In the data below, find each line containing the string "квітня" and return it.

▸ Records to process

▼

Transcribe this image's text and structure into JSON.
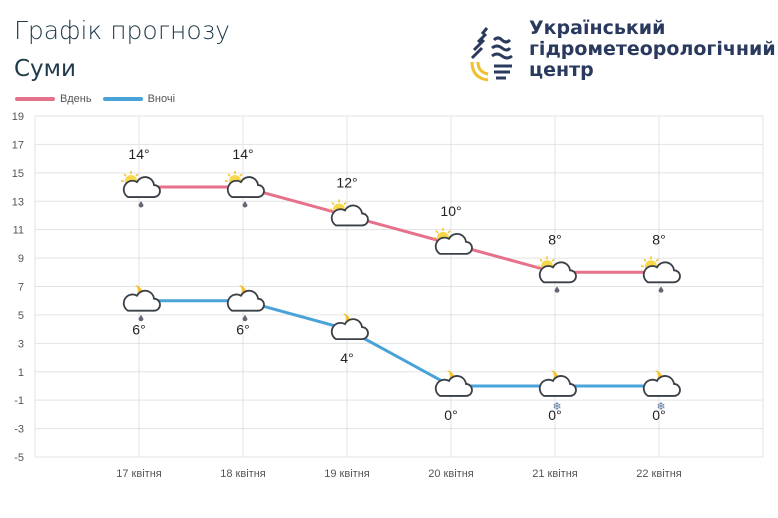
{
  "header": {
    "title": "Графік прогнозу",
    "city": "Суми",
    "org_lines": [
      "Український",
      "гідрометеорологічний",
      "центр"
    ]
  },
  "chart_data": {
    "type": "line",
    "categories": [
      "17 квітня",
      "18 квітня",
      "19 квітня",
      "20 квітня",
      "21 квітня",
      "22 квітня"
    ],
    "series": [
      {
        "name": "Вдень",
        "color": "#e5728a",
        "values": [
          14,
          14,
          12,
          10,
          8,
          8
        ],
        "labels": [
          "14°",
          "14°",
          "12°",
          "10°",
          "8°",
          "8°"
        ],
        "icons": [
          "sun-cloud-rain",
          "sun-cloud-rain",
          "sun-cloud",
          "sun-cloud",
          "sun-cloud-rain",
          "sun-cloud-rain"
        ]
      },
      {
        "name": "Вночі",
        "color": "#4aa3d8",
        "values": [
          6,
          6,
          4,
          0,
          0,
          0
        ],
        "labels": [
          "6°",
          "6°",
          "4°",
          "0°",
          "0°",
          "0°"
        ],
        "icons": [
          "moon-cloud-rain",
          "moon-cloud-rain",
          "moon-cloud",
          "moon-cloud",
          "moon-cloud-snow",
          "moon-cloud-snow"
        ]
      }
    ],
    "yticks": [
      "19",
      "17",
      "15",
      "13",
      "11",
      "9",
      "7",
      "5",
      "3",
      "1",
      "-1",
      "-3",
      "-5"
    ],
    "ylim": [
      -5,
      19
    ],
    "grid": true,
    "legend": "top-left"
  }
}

▲
▼

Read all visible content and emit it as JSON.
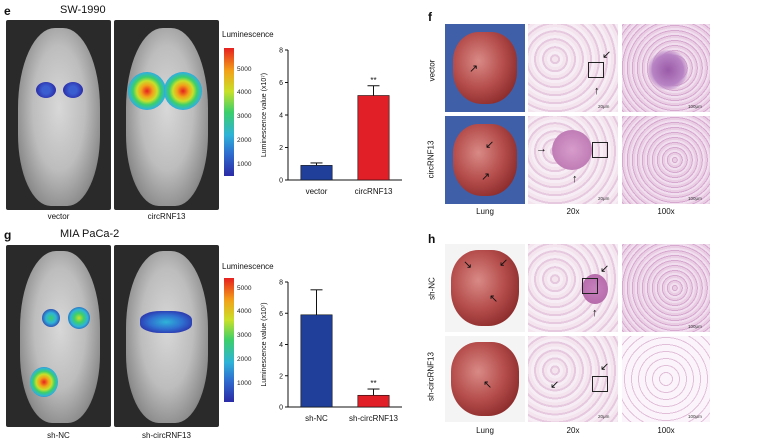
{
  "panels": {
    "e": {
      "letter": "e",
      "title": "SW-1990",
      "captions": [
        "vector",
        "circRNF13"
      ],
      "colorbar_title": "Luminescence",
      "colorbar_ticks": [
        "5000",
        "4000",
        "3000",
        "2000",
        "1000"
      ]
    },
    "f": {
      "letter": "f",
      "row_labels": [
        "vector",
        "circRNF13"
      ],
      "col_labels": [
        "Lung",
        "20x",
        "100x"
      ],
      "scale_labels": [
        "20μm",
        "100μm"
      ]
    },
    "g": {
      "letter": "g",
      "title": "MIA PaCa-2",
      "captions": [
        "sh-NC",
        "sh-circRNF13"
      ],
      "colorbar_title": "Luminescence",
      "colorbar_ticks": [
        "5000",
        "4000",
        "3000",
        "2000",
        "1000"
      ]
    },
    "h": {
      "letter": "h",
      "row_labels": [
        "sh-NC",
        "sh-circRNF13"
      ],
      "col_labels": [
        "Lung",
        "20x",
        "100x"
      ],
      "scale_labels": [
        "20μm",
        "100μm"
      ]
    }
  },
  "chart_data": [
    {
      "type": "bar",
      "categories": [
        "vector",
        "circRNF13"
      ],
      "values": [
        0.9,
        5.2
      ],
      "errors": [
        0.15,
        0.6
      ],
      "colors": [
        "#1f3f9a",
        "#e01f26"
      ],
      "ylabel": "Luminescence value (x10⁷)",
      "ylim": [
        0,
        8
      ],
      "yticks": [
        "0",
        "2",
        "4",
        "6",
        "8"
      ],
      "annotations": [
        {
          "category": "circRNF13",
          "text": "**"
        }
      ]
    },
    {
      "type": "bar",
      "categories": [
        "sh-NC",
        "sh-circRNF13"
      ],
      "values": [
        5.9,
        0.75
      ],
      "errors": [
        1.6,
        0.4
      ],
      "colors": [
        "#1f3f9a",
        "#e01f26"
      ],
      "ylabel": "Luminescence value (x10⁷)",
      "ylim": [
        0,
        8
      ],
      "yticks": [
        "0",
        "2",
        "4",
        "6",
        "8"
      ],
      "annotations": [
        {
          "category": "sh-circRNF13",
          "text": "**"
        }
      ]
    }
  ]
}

▲

▸ Solution to the problem
      "17 квітня",
      "18 квітня",
      "19 квітня",
      "20 квітня",
      "21 квітня",
      "22 квітня"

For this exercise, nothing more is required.